* _What the exercise asks_:
Where a line in the listing below contains the word "二付瞬动转换触点", copy that line.

* _Listed entries_:
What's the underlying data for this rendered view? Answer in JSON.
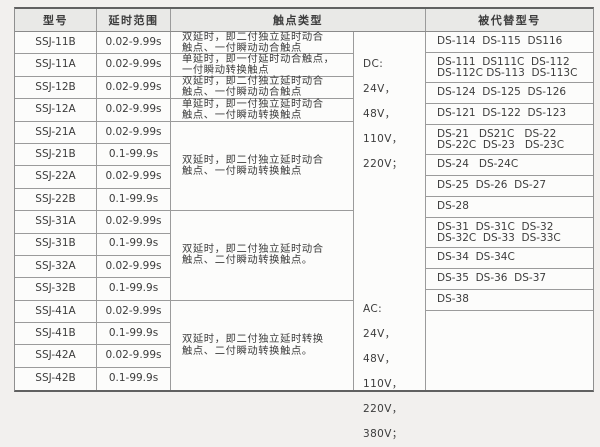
{
  "table": {
    "headers": {
      "model": "型号",
      "delay_range": "延时范围",
      "contact_type": "触点类型",
      "replaced_model": "被代替型号"
    },
    "rows": [
      {
        "model": "SSJ-11B",
        "delay": "0.02-9.99s"
      },
      {
        "model": "SSJ-11A",
        "delay": "0.02-9.99s"
      },
      {
        "model": "SSJ-12B",
        "delay": "0.02-9.99s"
      },
      {
        "model": "SSJ-12A",
        "delay": "0.02-9.99s"
      },
      {
        "model": "SSJ-21A",
        "delay": "0.02-9.99s"
      },
      {
        "model": "SSJ-21B",
        "delay": "0.1-99.9s"
      },
      {
        "model": "SSJ-22A",
        "delay": "0.02-9.99s"
      },
      {
        "model": "SSJ-22B",
        "delay": "0.1-99.9s"
      },
      {
        "model": "SSJ-31A",
        "delay": "0.02-9.99s"
      },
      {
        "model": "SSJ-31B",
        "delay": "0.1-99.9s"
      },
      {
        "model": "SSJ-32A",
        "delay": "0.02-9.99s"
      },
      {
        "model": "SSJ-32B",
        "delay": "0.1-99.9s"
      },
      {
        "model": "SSJ-41A",
        "delay": "0.02-9.99s"
      },
      {
        "model": "SSJ-41B",
        "delay": "0.1-99.9s"
      },
      {
        "model": "SSJ-42A",
        "delay": "0.02-9.99s"
      },
      {
        "model": "SSJ-42B",
        "delay": "0.1-99.9s"
      }
    ],
    "contact_cells": [
      {
        "span": 1,
        "text": "双延时，即二付独立延时动合\n触点、一付瞬动动合触点"
      },
      {
        "span": 1,
        "text": "单延时，即一付延时动合触点，\n一付瞬动转换触点"
      },
      {
        "span": 1,
        "text": "双延时，即二付独立延时动合\n触点、一付瞬动动合触点"
      },
      {
        "span": 1,
        "text": "单延时，即一付独立延时动合\n触点、一付瞬动转换触点"
      },
      {
        "span": 4,
        "text": "双延时，即二付独立延时动合\n触点、一付瞬动转换触点"
      },
      {
        "span": 4,
        "text": "双延时，即二付独立延时动合\n触点、二付瞬动转换触点。"
      },
      {
        "span": 4,
        "text": "双延时，即二付独立延时转换\n触点、二付瞬动转换触点。"
      }
    ],
    "voltage": {
      "dc": "DC:\n24V，48V，\n110V，220V；",
      "ac": "AC:\n24V，48V，\n110V，220V，\n380V；"
    },
    "replaced_cells": [
      "DS-114  DS-115  DS116",
      "DS-111  DS111C  DS-112\nDS-112C DS-113  DS-113C",
      "DS-124  DS-125  DS-126",
      "DS-121  DS-122  DS-123",
      "DS-21   DS21C   DS-22\nDS-22C  DS-23   DS-23C",
      "DS-24   DS-24C",
      "DS-25  DS-26  DS-27",
      "DS-28",
      "DS-31  DS-31C  DS-32\nDS-32C  DS-33  DS-33C",
      "DS-34  DS-34C",
      "DS-35  DS-36  DS-37",
      "DS-38"
    ],
    "colors": {
      "page_background": "#f2f0ee",
      "table_background": "#fcfcfb",
      "header_background": "#e9e9e7",
      "grid_line": "#9b9b9b",
      "text": "#3c3c3c"
    }
  }
}
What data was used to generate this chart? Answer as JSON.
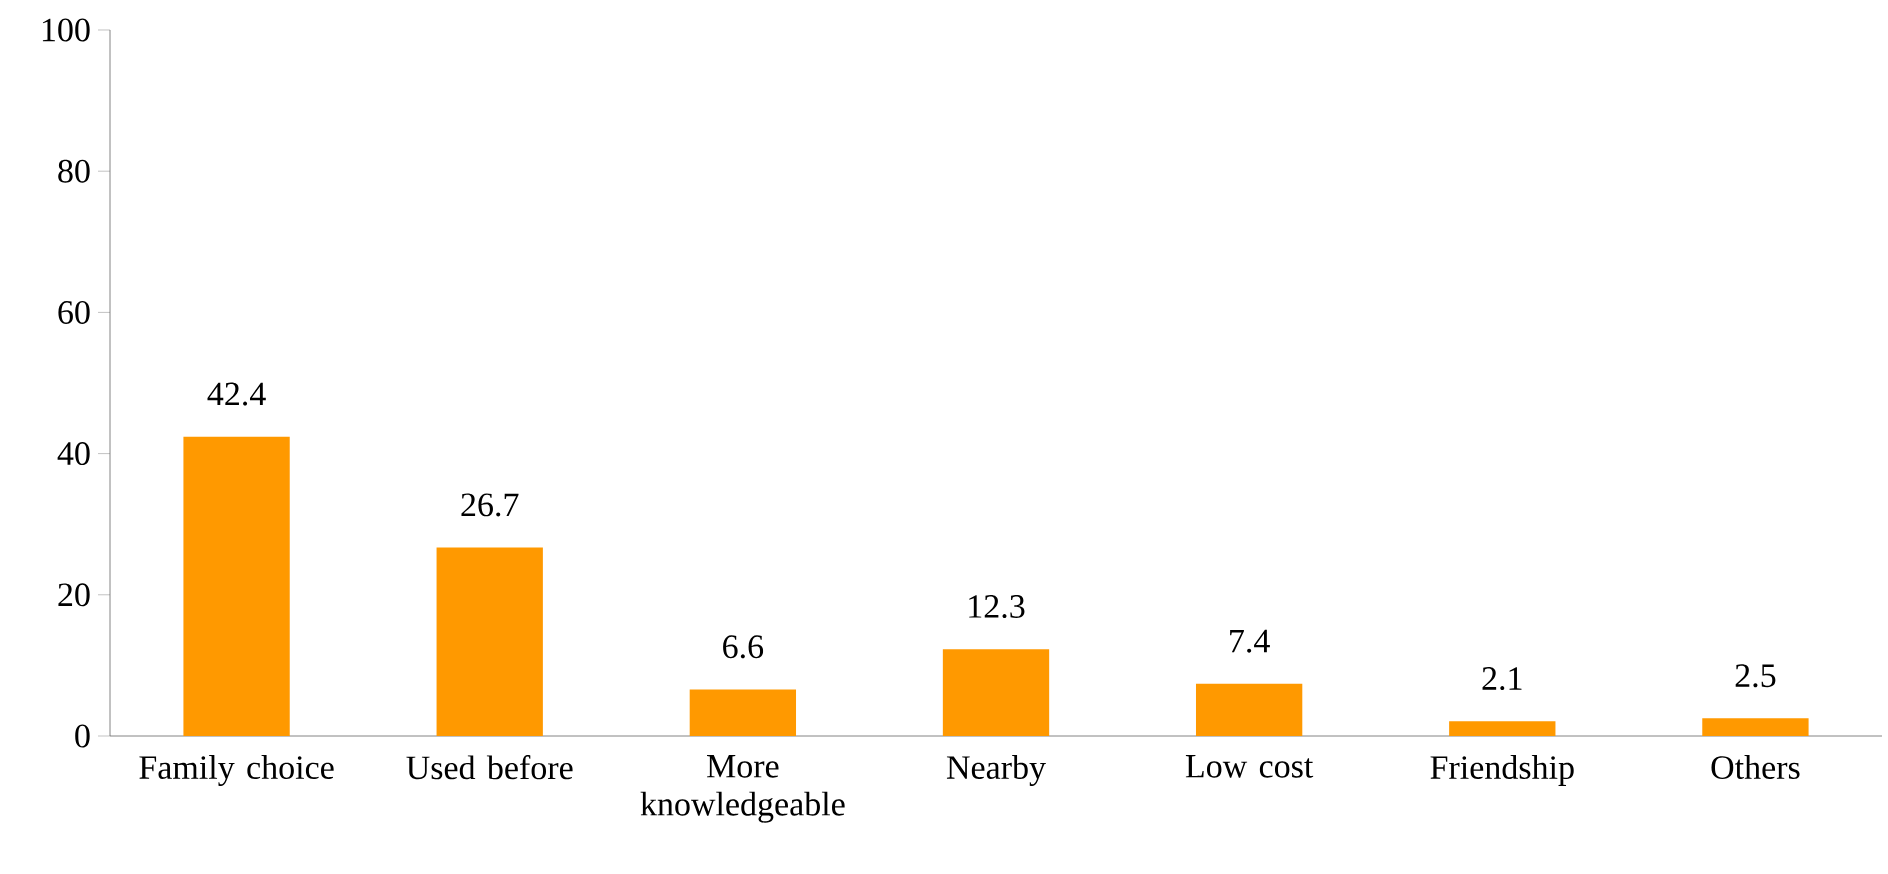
{
  "chart_data": {
    "type": "bar",
    "categories": [
      "Family choice",
      "Used before",
      "More knowledgeable",
      "Nearby",
      "Low cost",
      "Friendship",
      "Others"
    ],
    "values": [
      42.4,
      26.7,
      6.6,
      12.3,
      7.4,
      2.1,
      2.5
    ],
    "color": "#ff9900",
    "ylim": [
      0,
      100
    ],
    "yticks": [
      0,
      20,
      40,
      60,
      80,
      100
    ],
    "data_labels": true
  }
}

* _Task solution_:
        "text": "双延时，即二付独立延时动合\n触点、二付瞬动转换触点。"
        "text": "双延时，即二付独立延时转换\n触点、二付瞬动转换触点。"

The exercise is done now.